WHAT YOU WILL DO. Write out the complete material exactly as it stands.

━━━━━ DATA TO PROCESS ━━━━━

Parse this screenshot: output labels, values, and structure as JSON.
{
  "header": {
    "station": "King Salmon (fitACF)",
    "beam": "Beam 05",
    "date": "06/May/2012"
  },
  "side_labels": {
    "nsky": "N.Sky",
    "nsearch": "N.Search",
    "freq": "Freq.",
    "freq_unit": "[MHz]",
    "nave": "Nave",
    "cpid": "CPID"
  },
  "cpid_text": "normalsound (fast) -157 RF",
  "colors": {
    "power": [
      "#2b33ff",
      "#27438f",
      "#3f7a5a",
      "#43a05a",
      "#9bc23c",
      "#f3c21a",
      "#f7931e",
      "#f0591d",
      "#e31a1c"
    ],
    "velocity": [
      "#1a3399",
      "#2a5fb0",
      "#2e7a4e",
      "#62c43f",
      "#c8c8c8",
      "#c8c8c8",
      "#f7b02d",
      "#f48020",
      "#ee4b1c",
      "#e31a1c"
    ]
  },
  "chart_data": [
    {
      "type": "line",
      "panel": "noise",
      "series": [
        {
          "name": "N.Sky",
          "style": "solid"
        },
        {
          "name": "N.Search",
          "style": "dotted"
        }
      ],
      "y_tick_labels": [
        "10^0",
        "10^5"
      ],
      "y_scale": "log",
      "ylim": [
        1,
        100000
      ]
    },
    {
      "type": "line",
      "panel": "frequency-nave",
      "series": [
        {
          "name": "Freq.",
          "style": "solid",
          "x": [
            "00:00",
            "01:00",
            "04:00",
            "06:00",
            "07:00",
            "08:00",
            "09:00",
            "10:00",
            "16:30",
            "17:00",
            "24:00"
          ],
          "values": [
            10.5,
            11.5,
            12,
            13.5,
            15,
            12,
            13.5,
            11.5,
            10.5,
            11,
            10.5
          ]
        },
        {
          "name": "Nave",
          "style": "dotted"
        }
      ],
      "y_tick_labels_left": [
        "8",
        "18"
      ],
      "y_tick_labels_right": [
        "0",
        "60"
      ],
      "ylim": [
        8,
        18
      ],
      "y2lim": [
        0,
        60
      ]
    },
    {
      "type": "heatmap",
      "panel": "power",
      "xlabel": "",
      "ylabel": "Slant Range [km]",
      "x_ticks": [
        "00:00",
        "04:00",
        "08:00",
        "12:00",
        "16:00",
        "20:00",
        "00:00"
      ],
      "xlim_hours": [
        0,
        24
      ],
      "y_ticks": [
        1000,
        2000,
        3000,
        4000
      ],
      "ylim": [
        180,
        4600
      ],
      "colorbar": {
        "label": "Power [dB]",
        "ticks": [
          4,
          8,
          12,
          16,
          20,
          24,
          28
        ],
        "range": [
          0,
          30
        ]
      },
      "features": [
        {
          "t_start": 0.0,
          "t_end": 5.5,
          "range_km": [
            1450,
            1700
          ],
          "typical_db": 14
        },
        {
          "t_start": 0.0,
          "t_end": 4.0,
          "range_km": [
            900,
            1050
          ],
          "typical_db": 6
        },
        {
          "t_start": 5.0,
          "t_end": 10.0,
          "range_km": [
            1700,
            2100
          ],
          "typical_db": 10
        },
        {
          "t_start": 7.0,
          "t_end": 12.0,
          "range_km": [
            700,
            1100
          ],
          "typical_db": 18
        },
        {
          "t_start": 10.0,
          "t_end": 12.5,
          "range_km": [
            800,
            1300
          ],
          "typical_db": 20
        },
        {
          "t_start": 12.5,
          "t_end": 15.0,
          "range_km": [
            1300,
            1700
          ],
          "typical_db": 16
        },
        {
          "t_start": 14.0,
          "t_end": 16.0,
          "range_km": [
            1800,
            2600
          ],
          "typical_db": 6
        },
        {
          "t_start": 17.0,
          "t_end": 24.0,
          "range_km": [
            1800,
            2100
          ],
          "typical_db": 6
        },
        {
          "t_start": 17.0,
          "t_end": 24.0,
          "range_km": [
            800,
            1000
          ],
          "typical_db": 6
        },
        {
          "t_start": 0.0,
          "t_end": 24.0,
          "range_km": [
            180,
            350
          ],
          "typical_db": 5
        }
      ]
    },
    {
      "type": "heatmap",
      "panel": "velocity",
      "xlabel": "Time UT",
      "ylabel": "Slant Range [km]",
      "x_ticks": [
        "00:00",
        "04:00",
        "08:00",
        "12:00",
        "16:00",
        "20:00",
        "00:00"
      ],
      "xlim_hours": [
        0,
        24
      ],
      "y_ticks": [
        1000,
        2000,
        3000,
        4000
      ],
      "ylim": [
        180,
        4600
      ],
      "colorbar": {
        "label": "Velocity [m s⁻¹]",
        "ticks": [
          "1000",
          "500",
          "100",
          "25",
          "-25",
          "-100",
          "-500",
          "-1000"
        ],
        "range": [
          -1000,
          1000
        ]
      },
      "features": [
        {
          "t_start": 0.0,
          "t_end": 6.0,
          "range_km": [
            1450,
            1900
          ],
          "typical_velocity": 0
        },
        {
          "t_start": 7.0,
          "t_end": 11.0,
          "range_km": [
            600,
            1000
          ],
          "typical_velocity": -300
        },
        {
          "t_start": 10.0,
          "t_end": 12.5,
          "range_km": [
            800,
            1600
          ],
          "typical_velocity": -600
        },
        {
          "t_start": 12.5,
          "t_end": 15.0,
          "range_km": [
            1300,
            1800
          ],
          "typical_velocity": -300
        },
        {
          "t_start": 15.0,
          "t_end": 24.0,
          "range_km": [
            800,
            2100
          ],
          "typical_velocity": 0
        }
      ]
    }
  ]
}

━━━━━

ANSWER BELOW.
Parse this screenshot: output labels, values, and structure as JSON.
{
  "header": {
    "station": "King Salmon (fitACF)",
    "beam": "Beam 05",
    "date": "06/May/2012"
  },
  "side_labels": {
    "nsky": "N.Sky",
    "nsearch": "N.Search",
    "freq": "Freq.",
    "freq_unit": "[MHz]",
    "nave": "Nave",
    "cpid": "CPID"
  },
  "cpid_text": "normalsound (fast) -157 RF",
  "colors": {
    "power": [
      "#2b33ff",
      "#27438f",
      "#3f7a5a",
      "#43a05a",
      "#9bc23c",
      "#f3c21a",
      "#f7931e",
      "#f0591d",
      "#e31a1c"
    ],
    "velocity": [
      "#1a3399",
      "#2a5fb0",
      "#2e7a4e",
      "#62c43f",
      "#c8c8c8",
      "#c8c8c8",
      "#f7b02d",
      "#f48020",
      "#ee4b1c",
      "#e31a1c"
    ]
  },
  "chart_data": [
    {
      "type": "line",
      "panel": "noise",
      "series": [
        {
          "name": "N.Sky",
          "style": "solid"
        },
        {
          "name": "N.Search",
          "style": "dotted"
        }
      ],
      "y_tick_labels": [
        "10^0",
        "10^5"
      ],
      "y_scale": "log",
      "ylim": [
        1,
        100000
      ]
    },
    {
      "type": "line",
      "panel": "frequency-nave",
      "series": [
        {
          "name": "Freq.",
          "style": "solid",
          "x": [
            "00:00",
            "01:00",
            "04:00",
            "06:00",
            "07:00",
            "08:00",
            "09:00",
            "10:00",
            "16:30",
            "17:00",
            "24:00"
          ],
          "values": [
            10.5,
            11.5,
            12,
            13.5,
            15,
            12,
            13.5,
            11.5,
            10.5,
            11,
            10.5
          ]
        },
        {
          "name": "Nave",
          "style": "dotted"
        }
      ],
      "y_tick_labels_left": [
        "8",
        "18"
      ],
      "y_tick_labels_right": [
        "0",
        "60"
      ],
      "ylim": [
        8,
        18
      ],
      "y2lim": [
        0,
        60
      ]
    },
    {
      "type": "heatmap",
      "panel": "power",
      "xlabel": "",
      "ylabel": "Slant Range [km]",
      "x_ticks": [
        "00:00",
        "04:00",
        "08:00",
        "12:00",
        "16:00",
        "20:00",
        "00:00"
      ],
      "xlim_hours": [
        0,
        24
      ],
      "y_ticks": [
        1000,
        2000,
        3000,
        4000
      ],
      "ylim": [
        180,
        4600
      ],
      "colorbar": {
        "label": "Power [dB]",
        "ticks": [
          4,
          8,
          12,
          16,
          20,
          24,
          28
        ],
        "range": [
          0,
          30
        ]
      },
      "features": [
        {
          "t_start": 0.0,
          "t_end": 5.5,
          "range_km": [
            1450,
            1700
          ],
          "typical_db": 14
        },
        {
          "t_start": 0.0,
          "t_end": 4.0,
          "range_km": [
            900,
            1050
          ],
          "typical_db": 6
        },
        {
          "t_start": 5.0,
          "t_end": 10.0,
          "range_km": [
            1700,
            2100
          ],
          "typical_db": 10
        },
        {
          "t_start": 7.0,
          "t_end": 12.0,
          "range_km": [
            700,
            1100
          ],
          "typical_db": 18
        },
        {
          "t_start": 10.0,
          "t_end": 12.5,
          "range_km": [
            800,
            1300
          ],
          "typical_db": 20
        },
        {
          "t_start": 12.5,
          "t_end": 15.0,
          "range_km": [
            1300,
            1700
          ],
          "typical_db": 16
        },
        {
          "t_start": 14.0,
          "t_end": 16.0,
          "range_km": [
            1800,
            2600
          ],
          "typical_db": 6
        },
        {
          "t_start": 17.0,
          "t_end": 24.0,
          "range_km": [
            1800,
            2100
          ],
          "typical_db": 6
        },
        {
          "t_start": 17.0,
          "t_end": 24.0,
          "range_km": [
            800,
            1000
          ],
          "typical_db": 6
        },
        {
          "t_start": 0.0,
          "t_end": 24.0,
          "range_km": [
            180,
            350
          ],
          "typical_db": 5
        }
      ]
    },
    {
      "type": "heatmap",
      "panel": "velocity",
      "xlabel": "Time UT",
      "ylabel": "Slant Range [km]",
      "x_ticks": [
        "00:00",
        "04:00",
        "08:00",
        "12:00",
        "16:00",
        "20:00",
        "00:00"
      ],
      "xlim_hours": [
        0,
        24
      ],
      "y_ticks": [
        1000,
        2000,
        3000,
        4000
      ],
      "ylim": [
        180,
        4600
      ],
      "colorbar": {
        "label": "Velocity [m s⁻¹]",
        "ticks": [
          "1000",
          "500",
          "100",
          "25",
          "-25",
          "-100",
          "-500",
          "-1000"
        ],
        "range": [
          -1000,
          1000
        ]
      },
      "features": [
        {
          "t_start": 0.0,
          "t_end": 6.0,
          "range_km": [
            1450,
            1900
          ],
          "typical_velocity": 0
        },
        {
          "t_start": 7.0,
          "t_end": 11.0,
          "range_km": [
            600,
            1000
          ],
          "typical_velocity": -300
        },
        {
          "t_start": 10.0,
          "t_end": 12.5,
          "range_km": [
            800,
            1600
          ],
          "typical_velocity": -600
        },
        {
          "t_start": 12.5,
          "t_end": 15.0,
          "range_km": [
            1300,
            1800
          ],
          "typical_velocity": -300
        },
        {
          "t_start": 15.0,
          "t_end": 24.0,
          "range_km": [
            800,
            2100
          ],
          "typical_velocity": 0
        }
      ]
    }
  ]
}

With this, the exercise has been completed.